EXERCISE TASK:
Copy out each line featuring the string "Hautfarbe" from the entries beneath.
BEGIN
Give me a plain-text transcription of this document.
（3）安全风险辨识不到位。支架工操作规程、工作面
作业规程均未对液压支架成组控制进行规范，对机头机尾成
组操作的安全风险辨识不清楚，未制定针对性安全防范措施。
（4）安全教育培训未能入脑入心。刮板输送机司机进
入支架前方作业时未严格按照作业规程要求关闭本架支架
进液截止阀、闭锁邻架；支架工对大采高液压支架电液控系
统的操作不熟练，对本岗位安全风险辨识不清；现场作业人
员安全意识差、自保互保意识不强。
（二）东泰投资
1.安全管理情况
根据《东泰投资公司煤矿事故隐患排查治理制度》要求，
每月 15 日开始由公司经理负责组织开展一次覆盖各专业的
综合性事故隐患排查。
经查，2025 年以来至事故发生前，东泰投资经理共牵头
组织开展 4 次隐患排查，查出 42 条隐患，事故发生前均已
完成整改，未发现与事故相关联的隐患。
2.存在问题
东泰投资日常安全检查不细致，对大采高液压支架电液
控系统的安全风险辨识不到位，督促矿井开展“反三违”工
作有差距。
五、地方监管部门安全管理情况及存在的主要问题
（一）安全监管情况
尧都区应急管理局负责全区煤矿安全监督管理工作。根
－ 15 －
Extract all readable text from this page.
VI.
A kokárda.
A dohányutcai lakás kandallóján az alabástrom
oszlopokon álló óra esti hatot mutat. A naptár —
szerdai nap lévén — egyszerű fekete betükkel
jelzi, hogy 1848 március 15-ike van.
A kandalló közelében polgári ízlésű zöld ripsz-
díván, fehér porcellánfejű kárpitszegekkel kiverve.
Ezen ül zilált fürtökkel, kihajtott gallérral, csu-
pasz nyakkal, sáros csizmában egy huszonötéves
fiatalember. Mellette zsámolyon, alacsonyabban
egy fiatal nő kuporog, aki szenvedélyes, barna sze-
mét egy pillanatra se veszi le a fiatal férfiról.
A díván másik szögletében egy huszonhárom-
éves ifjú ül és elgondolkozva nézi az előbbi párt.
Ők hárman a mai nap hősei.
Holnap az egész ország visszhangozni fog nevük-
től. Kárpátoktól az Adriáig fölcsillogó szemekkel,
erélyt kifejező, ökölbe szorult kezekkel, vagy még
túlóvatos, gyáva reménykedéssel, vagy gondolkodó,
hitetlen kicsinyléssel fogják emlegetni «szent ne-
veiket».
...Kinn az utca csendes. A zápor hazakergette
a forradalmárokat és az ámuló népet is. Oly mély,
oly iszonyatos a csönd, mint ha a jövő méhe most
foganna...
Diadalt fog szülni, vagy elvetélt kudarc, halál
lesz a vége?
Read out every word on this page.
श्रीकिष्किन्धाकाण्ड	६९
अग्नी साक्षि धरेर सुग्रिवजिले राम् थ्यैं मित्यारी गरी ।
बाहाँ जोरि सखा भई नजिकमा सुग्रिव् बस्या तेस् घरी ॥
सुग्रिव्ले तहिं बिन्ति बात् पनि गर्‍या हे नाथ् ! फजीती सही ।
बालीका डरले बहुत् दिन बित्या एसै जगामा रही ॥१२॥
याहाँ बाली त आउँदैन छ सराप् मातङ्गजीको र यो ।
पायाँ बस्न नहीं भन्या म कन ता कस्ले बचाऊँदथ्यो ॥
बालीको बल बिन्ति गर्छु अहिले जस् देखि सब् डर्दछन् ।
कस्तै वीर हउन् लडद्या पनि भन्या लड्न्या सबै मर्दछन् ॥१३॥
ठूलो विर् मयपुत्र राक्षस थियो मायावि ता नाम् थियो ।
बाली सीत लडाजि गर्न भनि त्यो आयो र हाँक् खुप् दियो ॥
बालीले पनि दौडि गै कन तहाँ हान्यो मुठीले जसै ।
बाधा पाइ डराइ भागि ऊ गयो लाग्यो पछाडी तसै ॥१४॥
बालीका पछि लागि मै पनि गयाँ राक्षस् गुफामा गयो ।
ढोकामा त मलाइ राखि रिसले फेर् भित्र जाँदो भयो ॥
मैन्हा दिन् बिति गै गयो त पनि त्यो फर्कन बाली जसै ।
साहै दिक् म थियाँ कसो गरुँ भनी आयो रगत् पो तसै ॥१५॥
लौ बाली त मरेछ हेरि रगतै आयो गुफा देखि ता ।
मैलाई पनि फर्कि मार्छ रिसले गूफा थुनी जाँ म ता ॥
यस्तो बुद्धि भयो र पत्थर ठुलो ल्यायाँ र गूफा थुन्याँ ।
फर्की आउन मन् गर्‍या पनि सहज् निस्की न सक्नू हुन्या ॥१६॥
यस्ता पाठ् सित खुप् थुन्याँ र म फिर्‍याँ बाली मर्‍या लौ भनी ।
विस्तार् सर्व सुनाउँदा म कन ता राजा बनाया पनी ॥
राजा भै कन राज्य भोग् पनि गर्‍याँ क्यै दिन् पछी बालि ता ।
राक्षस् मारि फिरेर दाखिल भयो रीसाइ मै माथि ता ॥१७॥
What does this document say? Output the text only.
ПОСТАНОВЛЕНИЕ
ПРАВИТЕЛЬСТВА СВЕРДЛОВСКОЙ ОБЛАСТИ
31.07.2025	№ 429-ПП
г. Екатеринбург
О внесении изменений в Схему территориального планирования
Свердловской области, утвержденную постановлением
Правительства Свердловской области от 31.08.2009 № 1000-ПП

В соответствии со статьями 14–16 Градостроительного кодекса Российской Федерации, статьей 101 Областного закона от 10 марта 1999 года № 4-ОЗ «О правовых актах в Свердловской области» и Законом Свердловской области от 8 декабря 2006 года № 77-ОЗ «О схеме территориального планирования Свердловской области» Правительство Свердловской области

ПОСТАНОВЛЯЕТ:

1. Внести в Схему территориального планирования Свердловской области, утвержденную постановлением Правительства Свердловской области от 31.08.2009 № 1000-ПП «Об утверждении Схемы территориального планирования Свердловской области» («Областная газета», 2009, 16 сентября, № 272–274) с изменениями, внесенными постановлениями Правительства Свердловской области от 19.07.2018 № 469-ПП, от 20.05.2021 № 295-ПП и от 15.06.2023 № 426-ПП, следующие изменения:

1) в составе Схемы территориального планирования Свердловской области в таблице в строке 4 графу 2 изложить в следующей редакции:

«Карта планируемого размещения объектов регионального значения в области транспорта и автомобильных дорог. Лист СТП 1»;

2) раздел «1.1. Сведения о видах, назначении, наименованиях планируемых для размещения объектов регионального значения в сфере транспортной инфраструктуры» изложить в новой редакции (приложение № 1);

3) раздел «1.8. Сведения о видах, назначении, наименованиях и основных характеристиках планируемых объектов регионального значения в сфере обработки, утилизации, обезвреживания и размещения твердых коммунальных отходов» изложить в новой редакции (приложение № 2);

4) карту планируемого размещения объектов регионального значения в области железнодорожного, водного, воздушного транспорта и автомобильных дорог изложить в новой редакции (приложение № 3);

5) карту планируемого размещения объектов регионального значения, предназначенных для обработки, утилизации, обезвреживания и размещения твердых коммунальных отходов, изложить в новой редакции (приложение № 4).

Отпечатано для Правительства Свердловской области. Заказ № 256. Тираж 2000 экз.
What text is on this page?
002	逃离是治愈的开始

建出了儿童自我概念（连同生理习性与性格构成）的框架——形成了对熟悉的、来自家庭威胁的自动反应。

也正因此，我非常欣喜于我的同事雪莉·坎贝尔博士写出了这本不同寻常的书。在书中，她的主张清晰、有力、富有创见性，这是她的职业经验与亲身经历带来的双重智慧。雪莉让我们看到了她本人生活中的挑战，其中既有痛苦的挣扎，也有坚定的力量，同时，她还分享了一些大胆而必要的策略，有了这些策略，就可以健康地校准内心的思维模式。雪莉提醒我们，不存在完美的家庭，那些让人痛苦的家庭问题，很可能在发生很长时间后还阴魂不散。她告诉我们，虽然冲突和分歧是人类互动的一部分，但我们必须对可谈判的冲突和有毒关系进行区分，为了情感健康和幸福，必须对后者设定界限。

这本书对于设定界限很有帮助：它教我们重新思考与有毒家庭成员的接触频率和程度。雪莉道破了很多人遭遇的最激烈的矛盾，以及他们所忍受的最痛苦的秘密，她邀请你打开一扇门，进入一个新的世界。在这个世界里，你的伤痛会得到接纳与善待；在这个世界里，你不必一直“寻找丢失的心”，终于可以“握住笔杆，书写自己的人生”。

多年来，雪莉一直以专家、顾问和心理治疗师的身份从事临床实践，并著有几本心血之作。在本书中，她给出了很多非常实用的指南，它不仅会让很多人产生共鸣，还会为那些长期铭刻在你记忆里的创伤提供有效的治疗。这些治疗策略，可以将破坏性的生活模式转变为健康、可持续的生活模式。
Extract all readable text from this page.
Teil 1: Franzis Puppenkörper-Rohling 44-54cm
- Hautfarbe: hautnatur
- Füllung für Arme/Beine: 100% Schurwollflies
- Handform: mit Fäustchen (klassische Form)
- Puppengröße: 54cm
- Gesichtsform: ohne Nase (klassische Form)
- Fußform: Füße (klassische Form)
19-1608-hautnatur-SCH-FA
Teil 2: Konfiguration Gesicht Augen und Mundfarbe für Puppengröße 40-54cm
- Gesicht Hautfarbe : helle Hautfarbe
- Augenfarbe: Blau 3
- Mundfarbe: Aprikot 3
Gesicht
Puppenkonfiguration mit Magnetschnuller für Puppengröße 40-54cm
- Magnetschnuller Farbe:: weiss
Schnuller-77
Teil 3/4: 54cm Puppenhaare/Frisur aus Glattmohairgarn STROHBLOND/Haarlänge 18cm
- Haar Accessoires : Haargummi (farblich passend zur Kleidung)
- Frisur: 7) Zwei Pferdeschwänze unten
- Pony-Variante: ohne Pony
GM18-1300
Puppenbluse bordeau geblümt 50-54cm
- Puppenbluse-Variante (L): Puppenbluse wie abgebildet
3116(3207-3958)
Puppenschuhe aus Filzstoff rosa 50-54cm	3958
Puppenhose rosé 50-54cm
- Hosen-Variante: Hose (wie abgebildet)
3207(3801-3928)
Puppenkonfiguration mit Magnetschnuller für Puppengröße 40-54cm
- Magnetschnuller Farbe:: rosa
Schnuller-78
END
EXERCISE SOLUTION:
- Hautfarbe: hautnatur
- Gesicht Hautfarbe : helle Hautfarbe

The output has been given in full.